Copy each record exactly as it reads, leaving out any pictures it holds.

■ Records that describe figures
- - - - - - -
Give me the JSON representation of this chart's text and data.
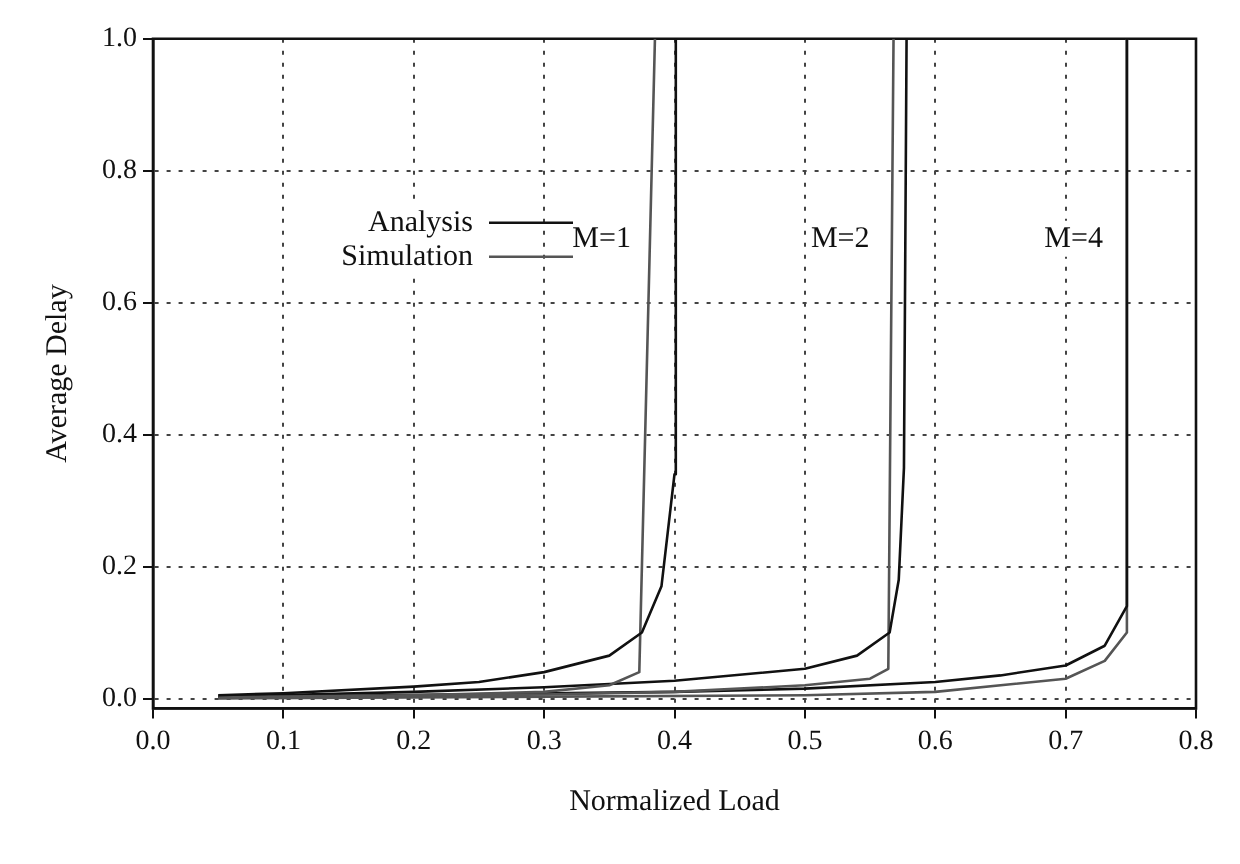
{
  "chart_data": {
    "type": "line",
    "xlabel": "Normalized Load",
    "ylabel": "Average Delay",
    "xlim": [
      0,
      0.8
    ],
    "ylim": [
      -0.015,
      1.0
    ],
    "xticks": [
      {
        "value": 0,
        "label": "0.0"
      },
      {
        "value": 0.1,
        "label": "0.1"
      },
      {
        "value": 0.2,
        "label": "0.2"
      },
      {
        "value": 0.3,
        "label": "0.3"
      },
      {
        "value": 0.4,
        "label": "0.4"
      },
      {
        "value": 0.5,
        "label": "0.5"
      },
      {
        "value": 0.6,
        "label": "0.6"
      },
      {
        "value": 0.7,
        "label": "0.7"
      },
      {
        "value": 0.8,
        "label": "0.8"
      }
    ],
    "yticks": [
      {
        "value": 0,
        "label": "0.0"
      },
      {
        "value": 0.2,
        "label": "0.2"
      },
      {
        "value": 0.4,
        "label": "0.4"
      },
      {
        "value": 0.6,
        "label": "0.6"
      },
      {
        "value": 0.8,
        "label": "0.8"
      },
      {
        "value": 1.0,
        "label": "1.0"
      }
    ],
    "grid": true,
    "legend": "top left",
    "marker": "none",
    "line_style": "solid",
    "series": [
      {
        "name": "Analysis",
        "color": "#111111",
        "x": [
          0.05,
          0.1,
          0.2,
          0.25,
          0.3,
          0.35,
          0.375,
          0.39,
          0.4,
          0.401
        ],
        "values": [
          0.005,
          0.008,
          0.018,
          0.025,
          0.04,
          0.065,
          0.1,
          0.17,
          0.34,
          1.0
        ]
      },
      {
        "name": "Simulation",
        "color": "#555555",
        "x": [
          0.05,
          0.2,
          0.3,
          0.35,
          0.373,
          0.385
        ],
        "values": [
          0.002,
          0.005,
          0.01,
          0.02,
          0.04,
          1.0
        ]
      },
      {
        "color": "#111111",
        "x": [
          0.05,
          0.2,
          0.3,
          0.4,
          0.5,
          0.54,
          0.565,
          0.572,
          0.576,
          0.578
        ],
        "values": [
          0.003,
          0.01,
          0.017,
          0.027,
          0.045,
          0.065,
          0.1,
          0.18,
          0.35,
          1.0
        ]
      },
      {
        "color": "#555555",
        "x": [
          0.05,
          0.3,
          0.4,
          0.5,
          0.55,
          0.564,
          0.568
        ],
        "values": [
          0.001,
          0.006,
          0.01,
          0.02,
          0.03,
          0.045,
          1.0
        ]
      },
      {
        "color": "#111111",
        "x": [
          0.05,
          0.4,
          0.5,
          0.6,
          0.65,
          0.7,
          0.73,
          0.747,
          0.747
        ],
        "values": [
          0.002,
          0.01,
          0.015,
          0.025,
          0.035,
          0.05,
          0.08,
          0.14,
          1.0
        ]
      },
      {
        "color": "#555555",
        "x": [
          0.05,
          0.5,
          0.6,
          0.7,
          0.73,
          0.747,
          0.747
        ],
        "values": [
          0.0,
          0.005,
          0.01,
          0.03,
          0.057,
          0.1,
          1.0
        ]
      }
    ],
    "annotations": [
      "M=1",
      "M=2",
      "M=4"
    ]
  }
}
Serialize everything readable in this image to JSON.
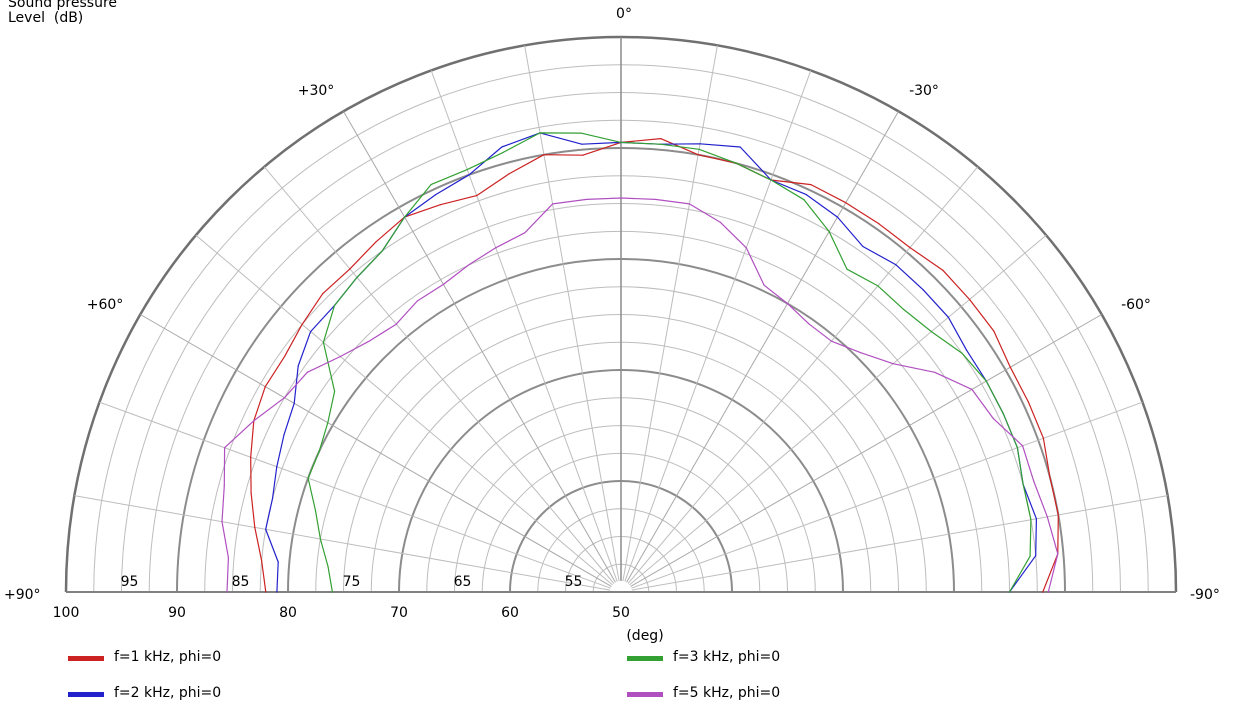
- - - - - - -
■ Response to the task
Give me the JSON representation of this chart's text and data.
{
  "chart_data": {
    "type": "line",
    "xlabel": "Normalized Load",
    "ylabel": "Average Delay",
    "xlim": [
      0,
      0.8
    ],
    "ylim": [
      -0.015,
      1.0
    ],
    "xticks": [
      {
        "value": 0,
        "label": "0.0"
      },
      {
        "value": 0.1,
        "label": "0.1"
      },
      {
        "value": 0.2,
        "label": "0.2"
      },
      {
        "value": 0.3,
        "label": "0.3"
      },
      {
        "value": 0.4,
        "label": "0.4"
      },
      {
        "value": 0.5,
        "label": "0.5"
      },
      {
        "value": 0.6,
        "label": "0.6"
      },
      {
        "value": 0.7,
        "label": "0.7"
      },
      {
        "value": 0.8,
        "label": "0.8"
      }
    ],
    "yticks": [
      {
        "value": 0,
        "label": "0.0"
      },
      {
        "value": 0.2,
        "label": "0.2"
      },
      {
        "value": 0.4,
        "label": "0.4"
      },
      {
        "value": 0.6,
        "label": "0.6"
      },
      {
        "value": 0.8,
        "label": "0.8"
      },
      {
        "value": 1.0,
        "label": "1.0"
      }
    ],
    "grid": true,
    "legend": "top left",
    "marker": "none",
    "line_style": "solid",
    "series": [
      {
        "name": "Analysis",
        "color": "#111111",
        "x": [
          0.05,
          0.1,
          0.2,
          0.25,
          0.3,
          0.35,
          0.375,
          0.39,
          0.4,
          0.401
        ],
        "values": [
          0.005,
          0.008,
          0.018,
          0.025,
          0.04,
          0.065,
          0.1,
          0.17,
          0.34,
          1.0
        ]
      },
      {
        "name": "Simulation",
        "color": "#555555",
        "x": [
          0.05,
          0.2,
          0.3,
          0.35,
          0.373,
          0.385
        ],
        "values": [
          0.002,
          0.005,
          0.01,
          0.02,
          0.04,
          1.0
        ]
      },
      {
        "color": "#111111",
        "x": [
          0.05,
          0.2,
          0.3,
          0.4,
          0.5,
          0.54,
          0.565,
          0.572,
          0.576,
          0.578
        ],
        "values": [
          0.003,
          0.01,
          0.017,
          0.027,
          0.045,
          0.065,
          0.1,
          0.18,
          0.35,
          1.0
        ]
      },
      {
        "color": "#555555",
        "x": [
          0.05,
          0.3,
          0.4,
          0.5,
          0.55,
          0.564,
          0.568
        ],
        "values": [
          0.001,
          0.006,
          0.01,
          0.02,
          0.03,
          0.045,
          1.0
        ]
      },
      {
        "color": "#111111",
        "x": [
          0.05,
          0.4,
          0.5,
          0.6,
          0.65,
          0.7,
          0.73,
          0.747,
          0.747
        ],
        "values": [
          0.002,
          0.01,
          0.015,
          0.025,
          0.035,
          0.05,
          0.08,
          0.14,
          1.0
        ]
      },
      {
        "color": "#555555",
        "x": [
          0.05,
          0.5,
          0.6,
          0.7,
          0.73,
          0.747,
          0.747
        ],
        "values": [
          0.0,
          0.005,
          0.01,
          0.03,
          0.057,
          0.1,
          1.0
        ]
      }
    ],
    "annotations": [
      "M=1",
      "M=2",
      "M=4"
    ]
  }
}
Serialize everything readable in this image to JSON.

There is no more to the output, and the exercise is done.